— Begin —

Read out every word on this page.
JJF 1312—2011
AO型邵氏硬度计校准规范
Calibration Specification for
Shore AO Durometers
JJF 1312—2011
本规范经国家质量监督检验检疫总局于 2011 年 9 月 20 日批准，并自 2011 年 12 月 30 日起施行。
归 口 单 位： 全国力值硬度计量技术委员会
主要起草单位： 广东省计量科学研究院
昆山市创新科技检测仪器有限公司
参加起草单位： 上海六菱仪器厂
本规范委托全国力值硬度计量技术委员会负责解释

— End —

- What you will do -
Type out the full listing again, exactly as given.

- Worked answer -
Read out every word on this page.
JJF 1312—2011
AO型邵氏硬度计校准规范
Calibration Specification for
Shore AO Durometers
JJF 1312—2011
本规范经国家质量监督检验检疫总局于 2011 年 9 月 20 日批准，并自 2011 年 12 月 30 日起施行。
归 口 单 位： 全国力值硬度计量技术委员会
主要起草单位： 广东省计量科学研究院
昆山市创新科技检测仪器有限公司
参加起草单位： 上海六菱仪器厂
本规范委托全国力值硬度计量技术委员会负责解释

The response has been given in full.